◆ **TASK DIRECTIONS**: Exact reproduction is required for all entries.

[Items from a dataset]
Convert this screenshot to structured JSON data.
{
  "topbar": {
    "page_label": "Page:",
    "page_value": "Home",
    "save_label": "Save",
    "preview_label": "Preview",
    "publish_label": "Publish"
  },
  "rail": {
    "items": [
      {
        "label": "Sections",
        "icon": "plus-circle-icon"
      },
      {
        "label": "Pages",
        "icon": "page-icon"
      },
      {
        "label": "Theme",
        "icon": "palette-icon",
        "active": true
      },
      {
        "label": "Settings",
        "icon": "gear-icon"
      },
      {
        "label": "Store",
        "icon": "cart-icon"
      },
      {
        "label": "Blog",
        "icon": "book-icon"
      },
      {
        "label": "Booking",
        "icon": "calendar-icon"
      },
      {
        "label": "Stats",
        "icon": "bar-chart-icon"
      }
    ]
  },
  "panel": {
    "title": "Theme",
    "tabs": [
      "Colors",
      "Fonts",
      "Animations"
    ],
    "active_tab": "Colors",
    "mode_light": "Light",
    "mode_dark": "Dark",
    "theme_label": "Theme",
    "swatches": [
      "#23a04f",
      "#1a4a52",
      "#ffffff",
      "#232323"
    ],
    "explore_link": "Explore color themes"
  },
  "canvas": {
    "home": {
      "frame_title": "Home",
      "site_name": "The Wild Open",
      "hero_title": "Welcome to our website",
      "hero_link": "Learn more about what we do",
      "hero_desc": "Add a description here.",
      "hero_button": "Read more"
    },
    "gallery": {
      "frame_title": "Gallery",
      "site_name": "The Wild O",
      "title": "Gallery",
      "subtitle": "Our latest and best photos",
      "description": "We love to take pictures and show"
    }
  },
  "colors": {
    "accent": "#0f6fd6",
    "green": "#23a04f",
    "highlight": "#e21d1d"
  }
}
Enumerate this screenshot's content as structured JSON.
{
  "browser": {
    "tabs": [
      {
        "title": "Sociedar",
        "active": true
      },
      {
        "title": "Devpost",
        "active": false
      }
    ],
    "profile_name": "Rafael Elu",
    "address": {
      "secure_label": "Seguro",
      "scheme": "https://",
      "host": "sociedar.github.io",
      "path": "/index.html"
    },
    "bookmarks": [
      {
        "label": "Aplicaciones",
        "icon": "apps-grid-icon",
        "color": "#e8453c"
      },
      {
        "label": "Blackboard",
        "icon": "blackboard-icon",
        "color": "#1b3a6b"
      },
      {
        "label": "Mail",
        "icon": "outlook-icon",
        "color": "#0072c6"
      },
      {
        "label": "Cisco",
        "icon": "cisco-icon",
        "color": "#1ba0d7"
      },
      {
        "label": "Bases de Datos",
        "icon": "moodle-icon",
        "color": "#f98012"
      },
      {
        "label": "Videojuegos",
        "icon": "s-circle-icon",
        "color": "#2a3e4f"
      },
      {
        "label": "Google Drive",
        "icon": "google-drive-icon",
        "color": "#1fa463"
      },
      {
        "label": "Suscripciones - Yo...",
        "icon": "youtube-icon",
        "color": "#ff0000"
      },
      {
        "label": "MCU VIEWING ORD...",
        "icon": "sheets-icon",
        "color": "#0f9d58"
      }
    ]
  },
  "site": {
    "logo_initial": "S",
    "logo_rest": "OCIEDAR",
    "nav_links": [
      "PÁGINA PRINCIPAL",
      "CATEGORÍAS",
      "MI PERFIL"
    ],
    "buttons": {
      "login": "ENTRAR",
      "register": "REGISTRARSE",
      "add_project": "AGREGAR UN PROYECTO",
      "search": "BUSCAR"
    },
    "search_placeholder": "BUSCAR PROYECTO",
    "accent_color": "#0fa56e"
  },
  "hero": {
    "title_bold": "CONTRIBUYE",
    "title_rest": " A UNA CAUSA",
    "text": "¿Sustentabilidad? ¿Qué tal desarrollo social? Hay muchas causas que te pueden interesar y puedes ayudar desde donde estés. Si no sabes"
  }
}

◆ **SOLUTION FOR THIS EXERCISE**:
Convert this screenshot to structured JSON data.
{
  "topbar": {
    "page_label": "Page:",
    "page_value": "Home",
    "save_label": "Save",
    "preview_label": "Preview",
    "publish_label": "Publish"
  },
  "rail": {
    "items": [
      {
        "label": "Sections",
        "icon": "plus-circle-icon"
      },
      {
        "label": "Pages",
        "icon": "page-icon"
      },
      {
        "label": "Theme",
        "icon": "palette-icon",
        "active": true
      },
      {
        "label": "Settings",
        "icon": "gear-icon"
      },
      {
        "label": "Store",
        "icon": "cart-icon"
      },
      {
        "label": "Blog",
        "icon": "book-icon"
      },
      {
        "label": "Booking",
        "icon": "calendar-icon"
      },
      {
        "label": "Stats",
        "icon": "bar-chart-icon"
      }
    ]
  },
  "panel": {
    "title": "Theme",
    "tabs": [
      "Colors",
      "Fonts",
      "Animations"
    ],
    "active_tab": "Colors",
    "mode_light": "Light",
    "mode_dark": "Dark",
    "theme_label": "Theme",
    "swatches": [
      "#23a04f",
      "#1a4a52",
      "#ffffff",
      "#232323"
    ],
    "explore_link": "Explore color themes"
  },
  "canvas": {
    "home": {
      "frame_title": "Home",
      "site_name": "The Wild Open",
      "hero_title": "Welcome to our website",
      "hero_link": "Learn more about what we do",
      "hero_desc": "Add a description here.",
      "hero_button": "Read more"
    },
    "gallery": {
      "frame_title": "Gallery",
      "site_name": "The Wild O",
      "title": "Gallery",
      "subtitle": "Our latest and best photos",
      "description": "We love to take pictures and show"
    }
  },
  "colors": {
    "accent": "#0f6fd6",
    "green": "#23a04f",
    "highlight": "#e21d1d"
  }
}
Enumerate this screenshot's content as structured JSON.
{
  "browser": {
    "tabs": [
      {
        "title": "Sociedar",
        "active": true
      },
      {
        "title": "Devpost",
        "active": false
      }
    ],
    "profile_name": "Rafael Elu",
    "address": {
      "secure_label": "Seguro",
      "scheme": "https://",
      "host": "sociedar.github.io",
      "path": "/index.html"
    },
    "bookmarks": [
      {
        "label": "Aplicaciones",
        "icon": "apps-grid-icon",
        "color": "#e8453c"
      },
      {
        "label": "Blackboard",
        "icon": "blackboard-icon",
        "color": "#1b3a6b"
      },
      {
        "label": "Mail",
        "icon": "outlook-icon",
        "color": "#0072c6"
      },
      {
        "label": "Cisco",
        "icon": "cisco-icon",
        "color": "#1ba0d7"
      },
      {
        "label": "Bases de Datos",
        "icon": "moodle-icon",
        "color": "#f98012"
      },
      {
        "label": "Videojuegos",
        "icon": "s-circle-icon",
        "color": "#2a3e4f"
      },
      {
        "label": "Google Drive",
        "icon": "google-drive-icon",
        "color": "#1fa463"
      },
      {
        "label": "Suscripciones - Yo...",
        "icon": "youtube-icon",
        "color": "#ff0000"
      },
      {
        "label": "MCU VIEWING ORD...",
        "icon": "sheets-icon",
        "color": "#0f9d58"
      }
    ]
  },
  "site": {
    "logo_initial": "S",
    "logo_rest": "OCIEDAR",
    "nav_links": [
      "PÁGINA PRINCIPAL",
      "CATEGORÍAS",
      "MI PERFIL"
    ],
    "buttons": {
      "login": "ENTRAR",
      "register": "REGISTRARSE",
      "add_project": "AGREGAR UN PROYECTO",
      "search": "BUSCAR"
    },
    "search_placeholder": "BUSCAR PROYECTO",
    "accent_color": "#0fa56e"
  },
  "hero": {
    "title_bold": "CONTRIBUYE",
    "title_rest": " A UNA CAUSA",
    "text": "¿Sustentabilidad? ¿Qué tal desarrollo social? Hay muchas causas que te pueden interesar y puedes ayudar desde donde estés. Si no sabes"
  }
}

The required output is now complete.